Dataset records>
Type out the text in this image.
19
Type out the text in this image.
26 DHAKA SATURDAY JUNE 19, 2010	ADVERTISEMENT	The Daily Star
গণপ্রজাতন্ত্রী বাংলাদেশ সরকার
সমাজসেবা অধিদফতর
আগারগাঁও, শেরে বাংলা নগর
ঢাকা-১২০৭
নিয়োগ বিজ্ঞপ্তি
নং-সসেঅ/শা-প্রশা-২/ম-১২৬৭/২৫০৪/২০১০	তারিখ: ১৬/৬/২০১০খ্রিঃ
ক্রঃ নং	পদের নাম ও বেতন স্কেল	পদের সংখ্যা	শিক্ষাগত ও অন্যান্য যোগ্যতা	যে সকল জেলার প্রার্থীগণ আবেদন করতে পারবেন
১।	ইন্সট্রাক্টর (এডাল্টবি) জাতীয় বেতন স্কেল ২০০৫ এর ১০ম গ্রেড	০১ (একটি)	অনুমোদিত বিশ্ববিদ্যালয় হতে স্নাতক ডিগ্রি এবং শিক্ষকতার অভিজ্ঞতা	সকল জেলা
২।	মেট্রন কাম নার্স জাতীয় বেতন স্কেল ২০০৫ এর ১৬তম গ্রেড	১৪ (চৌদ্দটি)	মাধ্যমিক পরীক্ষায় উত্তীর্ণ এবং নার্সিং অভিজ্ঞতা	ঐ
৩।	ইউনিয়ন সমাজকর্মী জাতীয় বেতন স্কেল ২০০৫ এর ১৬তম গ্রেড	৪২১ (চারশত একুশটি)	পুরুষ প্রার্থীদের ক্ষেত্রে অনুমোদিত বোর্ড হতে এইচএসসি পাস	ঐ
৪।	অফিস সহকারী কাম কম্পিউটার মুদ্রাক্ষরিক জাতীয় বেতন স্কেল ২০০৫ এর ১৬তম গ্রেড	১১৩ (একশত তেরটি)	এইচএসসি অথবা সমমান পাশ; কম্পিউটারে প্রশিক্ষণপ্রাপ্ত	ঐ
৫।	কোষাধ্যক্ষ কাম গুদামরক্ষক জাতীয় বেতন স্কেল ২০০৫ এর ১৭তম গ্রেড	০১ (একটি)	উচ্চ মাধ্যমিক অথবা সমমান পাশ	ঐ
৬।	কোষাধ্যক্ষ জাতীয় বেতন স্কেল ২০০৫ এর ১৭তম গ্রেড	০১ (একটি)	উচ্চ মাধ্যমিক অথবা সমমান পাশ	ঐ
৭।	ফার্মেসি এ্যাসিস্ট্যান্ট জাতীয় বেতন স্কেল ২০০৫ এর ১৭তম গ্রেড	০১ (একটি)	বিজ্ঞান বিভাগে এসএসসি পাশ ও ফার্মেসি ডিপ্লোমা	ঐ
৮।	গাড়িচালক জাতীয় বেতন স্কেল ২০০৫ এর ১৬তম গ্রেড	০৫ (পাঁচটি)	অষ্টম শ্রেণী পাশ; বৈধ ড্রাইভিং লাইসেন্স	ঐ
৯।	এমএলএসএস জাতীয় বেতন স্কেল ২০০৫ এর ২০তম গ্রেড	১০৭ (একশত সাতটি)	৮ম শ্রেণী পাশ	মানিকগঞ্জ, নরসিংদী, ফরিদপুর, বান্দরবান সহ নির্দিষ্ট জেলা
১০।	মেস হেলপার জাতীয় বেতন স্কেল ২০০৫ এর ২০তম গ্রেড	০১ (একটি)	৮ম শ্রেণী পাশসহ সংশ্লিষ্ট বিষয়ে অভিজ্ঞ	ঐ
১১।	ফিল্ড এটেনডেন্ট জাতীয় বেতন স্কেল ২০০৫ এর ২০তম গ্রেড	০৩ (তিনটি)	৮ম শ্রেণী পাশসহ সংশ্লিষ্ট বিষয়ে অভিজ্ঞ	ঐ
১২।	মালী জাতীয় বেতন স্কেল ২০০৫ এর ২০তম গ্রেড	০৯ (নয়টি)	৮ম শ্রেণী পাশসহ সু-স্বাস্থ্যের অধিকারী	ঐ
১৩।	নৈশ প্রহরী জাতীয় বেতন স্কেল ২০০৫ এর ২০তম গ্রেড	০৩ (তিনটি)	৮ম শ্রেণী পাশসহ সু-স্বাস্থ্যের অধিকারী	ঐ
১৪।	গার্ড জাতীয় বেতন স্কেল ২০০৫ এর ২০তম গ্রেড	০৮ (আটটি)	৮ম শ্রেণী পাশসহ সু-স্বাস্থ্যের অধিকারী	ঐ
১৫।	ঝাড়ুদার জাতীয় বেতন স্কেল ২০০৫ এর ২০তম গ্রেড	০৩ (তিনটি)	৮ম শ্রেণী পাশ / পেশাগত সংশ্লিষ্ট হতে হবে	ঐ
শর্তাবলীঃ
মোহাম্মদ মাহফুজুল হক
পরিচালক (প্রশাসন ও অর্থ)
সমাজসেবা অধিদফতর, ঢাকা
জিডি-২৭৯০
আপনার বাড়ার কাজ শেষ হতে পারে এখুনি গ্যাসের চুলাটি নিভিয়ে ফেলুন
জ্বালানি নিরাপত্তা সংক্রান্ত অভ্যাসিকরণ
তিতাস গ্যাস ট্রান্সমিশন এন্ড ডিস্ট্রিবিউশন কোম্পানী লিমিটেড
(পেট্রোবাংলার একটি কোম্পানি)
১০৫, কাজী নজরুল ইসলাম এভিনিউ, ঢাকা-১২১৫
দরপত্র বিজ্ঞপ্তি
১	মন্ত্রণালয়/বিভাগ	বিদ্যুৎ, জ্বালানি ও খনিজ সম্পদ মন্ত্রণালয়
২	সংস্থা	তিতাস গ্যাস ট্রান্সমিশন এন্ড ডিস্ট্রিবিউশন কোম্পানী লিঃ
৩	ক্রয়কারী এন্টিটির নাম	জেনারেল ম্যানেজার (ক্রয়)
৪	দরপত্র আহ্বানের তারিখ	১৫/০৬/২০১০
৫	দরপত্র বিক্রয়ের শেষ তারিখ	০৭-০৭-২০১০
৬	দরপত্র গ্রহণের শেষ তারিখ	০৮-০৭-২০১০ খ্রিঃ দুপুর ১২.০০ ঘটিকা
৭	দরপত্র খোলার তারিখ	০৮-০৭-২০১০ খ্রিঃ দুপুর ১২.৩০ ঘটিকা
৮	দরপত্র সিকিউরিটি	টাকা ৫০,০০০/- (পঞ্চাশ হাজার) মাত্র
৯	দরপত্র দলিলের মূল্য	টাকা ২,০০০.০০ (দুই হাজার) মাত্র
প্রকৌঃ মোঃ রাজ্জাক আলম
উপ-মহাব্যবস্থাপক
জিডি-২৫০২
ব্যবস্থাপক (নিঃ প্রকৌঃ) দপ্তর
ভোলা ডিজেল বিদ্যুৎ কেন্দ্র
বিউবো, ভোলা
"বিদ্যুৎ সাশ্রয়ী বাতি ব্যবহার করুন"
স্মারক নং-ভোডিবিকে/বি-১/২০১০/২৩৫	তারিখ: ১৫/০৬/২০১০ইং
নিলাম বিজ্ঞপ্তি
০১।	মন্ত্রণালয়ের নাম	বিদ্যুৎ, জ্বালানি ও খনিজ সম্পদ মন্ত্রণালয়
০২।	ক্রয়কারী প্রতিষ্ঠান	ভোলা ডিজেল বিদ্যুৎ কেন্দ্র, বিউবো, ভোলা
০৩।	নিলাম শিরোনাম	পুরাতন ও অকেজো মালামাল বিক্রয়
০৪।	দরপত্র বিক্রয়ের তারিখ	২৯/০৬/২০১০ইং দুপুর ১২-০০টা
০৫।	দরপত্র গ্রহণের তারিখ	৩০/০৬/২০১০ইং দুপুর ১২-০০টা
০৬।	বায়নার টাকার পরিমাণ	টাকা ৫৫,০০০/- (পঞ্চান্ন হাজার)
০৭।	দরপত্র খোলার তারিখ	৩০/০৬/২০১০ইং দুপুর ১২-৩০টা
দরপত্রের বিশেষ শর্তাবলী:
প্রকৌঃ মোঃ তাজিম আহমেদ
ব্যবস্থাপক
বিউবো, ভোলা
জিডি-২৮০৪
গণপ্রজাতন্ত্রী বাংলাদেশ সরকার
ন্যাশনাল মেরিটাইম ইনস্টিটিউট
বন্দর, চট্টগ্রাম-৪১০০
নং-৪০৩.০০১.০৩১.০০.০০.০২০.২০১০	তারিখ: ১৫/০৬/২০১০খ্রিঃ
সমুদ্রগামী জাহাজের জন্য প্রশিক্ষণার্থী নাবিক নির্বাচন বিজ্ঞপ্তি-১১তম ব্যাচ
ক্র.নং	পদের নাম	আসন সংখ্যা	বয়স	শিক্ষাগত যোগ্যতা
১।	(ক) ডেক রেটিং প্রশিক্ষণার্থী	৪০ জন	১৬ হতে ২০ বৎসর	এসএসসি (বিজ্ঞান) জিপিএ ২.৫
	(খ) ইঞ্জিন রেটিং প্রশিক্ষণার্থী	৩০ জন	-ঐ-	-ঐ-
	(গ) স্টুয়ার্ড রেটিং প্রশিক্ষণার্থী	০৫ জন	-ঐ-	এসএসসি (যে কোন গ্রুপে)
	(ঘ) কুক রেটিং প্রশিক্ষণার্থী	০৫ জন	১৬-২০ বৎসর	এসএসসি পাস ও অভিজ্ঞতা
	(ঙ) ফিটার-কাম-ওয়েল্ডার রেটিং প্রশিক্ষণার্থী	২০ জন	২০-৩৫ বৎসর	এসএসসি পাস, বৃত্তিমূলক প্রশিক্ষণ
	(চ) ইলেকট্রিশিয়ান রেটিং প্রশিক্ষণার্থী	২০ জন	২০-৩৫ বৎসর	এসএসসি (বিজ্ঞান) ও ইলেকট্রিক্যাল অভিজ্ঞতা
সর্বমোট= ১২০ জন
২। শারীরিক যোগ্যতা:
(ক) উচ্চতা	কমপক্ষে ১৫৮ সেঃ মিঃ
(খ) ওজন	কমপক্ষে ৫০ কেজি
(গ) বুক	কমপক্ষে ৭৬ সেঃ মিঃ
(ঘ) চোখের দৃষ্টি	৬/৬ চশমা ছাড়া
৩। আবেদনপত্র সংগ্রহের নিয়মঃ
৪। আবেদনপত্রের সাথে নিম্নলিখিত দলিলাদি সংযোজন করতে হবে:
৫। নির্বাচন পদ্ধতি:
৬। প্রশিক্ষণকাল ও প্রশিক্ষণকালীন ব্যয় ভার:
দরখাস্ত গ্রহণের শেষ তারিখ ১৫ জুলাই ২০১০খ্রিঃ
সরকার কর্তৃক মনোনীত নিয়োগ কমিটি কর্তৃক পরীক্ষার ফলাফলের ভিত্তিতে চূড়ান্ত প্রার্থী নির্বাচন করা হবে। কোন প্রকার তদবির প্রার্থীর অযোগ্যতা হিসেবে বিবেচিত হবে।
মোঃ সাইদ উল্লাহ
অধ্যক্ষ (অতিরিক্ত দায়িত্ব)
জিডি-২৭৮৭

Requirements>
List every line above containing the word "কমপক".

Task response>
(ক) উচ্চতা	কমপক্ষে ১৫৮ সেঃ মিঃ
(খ) ওজন	কমপক্ষে ৫০ কেজি
(গ) বুক	কমপক্ষে ৭৬ সেঃ মিঃ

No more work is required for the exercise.